#### [Problem description]
Make an exact copy of all the data.

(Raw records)
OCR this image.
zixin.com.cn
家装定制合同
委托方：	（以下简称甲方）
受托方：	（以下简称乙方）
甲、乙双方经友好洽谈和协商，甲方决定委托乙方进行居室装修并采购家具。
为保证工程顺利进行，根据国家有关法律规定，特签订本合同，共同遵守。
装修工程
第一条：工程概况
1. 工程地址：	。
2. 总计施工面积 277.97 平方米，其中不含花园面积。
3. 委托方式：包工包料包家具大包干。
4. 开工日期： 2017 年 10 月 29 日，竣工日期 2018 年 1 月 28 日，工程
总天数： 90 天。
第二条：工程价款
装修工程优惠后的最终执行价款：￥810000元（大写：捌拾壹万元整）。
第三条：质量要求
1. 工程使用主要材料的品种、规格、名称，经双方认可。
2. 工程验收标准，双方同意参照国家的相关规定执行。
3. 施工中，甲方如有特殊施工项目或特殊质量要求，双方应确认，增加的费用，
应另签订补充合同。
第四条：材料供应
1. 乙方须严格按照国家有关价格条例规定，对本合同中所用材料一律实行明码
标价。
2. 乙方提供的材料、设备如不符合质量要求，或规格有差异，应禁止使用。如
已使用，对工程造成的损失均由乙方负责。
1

#### [Task answer]
OCR this image.
zixin.com.cn
家装定制合同
委托方：	（以下简称甲方）
受托方：	（以下简称乙方）
甲、乙双方经友好洽谈和协商，甲方决定委托乙方进行居室装修并采购家具。
为保证工程顺利进行，根据国家有关法律规定，特签订本合同，共同遵守。
装修工程
第一条：工程概况
1. 工程地址：	。
2. 总计施工面积 277.97 平方米，其中不含花园面积。
3. 委托方式：包工包料包家具大包干。
4. 开工日期： 2017 年 10 月 29 日，竣工日期 2018 年 1 月 28 日，工程
总天数： 90 天。
第二条：工程价款
装修工程优惠后的最终执行价款：￥810000元（大写：捌拾壹万元整）。
第三条：质量要求
1. 工程使用主要材料的品种、规格、名称，经双方认可。
2. 工程验收标准，双方同意参照国家的相关规定执行。
3. 施工中，甲方如有特殊施工项目或特殊质量要求，双方应确认，增加的费用，
应另签订补充合同。
第四条：材料供应
1. 乙方须严格按照国家有关价格条例规定，对本合同中所用材料一律实行明码
标价。
2. 乙方提供的材料、设备如不符合质量要求，或规格有差异，应禁止使用。如
已使用，对工程造成的损失均由乙方负责。
1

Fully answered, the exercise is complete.